Your task is to output the entries below word for word.

## Task material
****************************************

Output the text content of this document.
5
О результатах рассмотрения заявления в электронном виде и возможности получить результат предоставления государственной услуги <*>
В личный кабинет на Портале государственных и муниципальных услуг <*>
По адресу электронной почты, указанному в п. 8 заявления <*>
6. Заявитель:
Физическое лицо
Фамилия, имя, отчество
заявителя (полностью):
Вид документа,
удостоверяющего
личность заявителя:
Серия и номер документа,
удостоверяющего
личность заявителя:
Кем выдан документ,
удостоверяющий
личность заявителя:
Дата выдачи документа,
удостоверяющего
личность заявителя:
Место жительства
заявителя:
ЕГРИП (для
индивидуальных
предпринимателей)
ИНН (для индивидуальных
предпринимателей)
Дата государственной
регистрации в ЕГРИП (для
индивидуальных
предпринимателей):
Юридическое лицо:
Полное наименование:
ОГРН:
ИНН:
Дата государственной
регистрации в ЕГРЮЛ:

****************************************

## Final result
Output the text content of this document.
5
О результатах рассмотрения заявления в электронном виде и возможности получить результат предоставления государственной услуги <*>
В личный кабинет на Портале государственных и муниципальных услуг <*>
По адресу электронной почты, указанному в п. 8 заявления <*>
6. Заявитель:
Физическое лицо
Фамилия, имя, отчество
заявителя (полностью):
Вид документа,
удостоверяющего
личность заявителя:
Серия и номер документа,
удостоверяющего
личность заявителя:
Кем выдан документ,
удостоверяющий
личность заявителя:
Дата выдачи документа,
удостоверяющего
личность заявителя:
Место жительства
заявителя:
ЕГРИП (для
индивидуальных
предпринимателей)
ИНН (для индивидуальных
предпринимателей)
Дата государственной
регистрации в ЕГРИП (для
индивидуальных
предпринимателей):
Юридическое лицо:
Полное наименование:
ОГРН:
ИНН:
Дата государственной
регистрации в ЕГРЮЛ:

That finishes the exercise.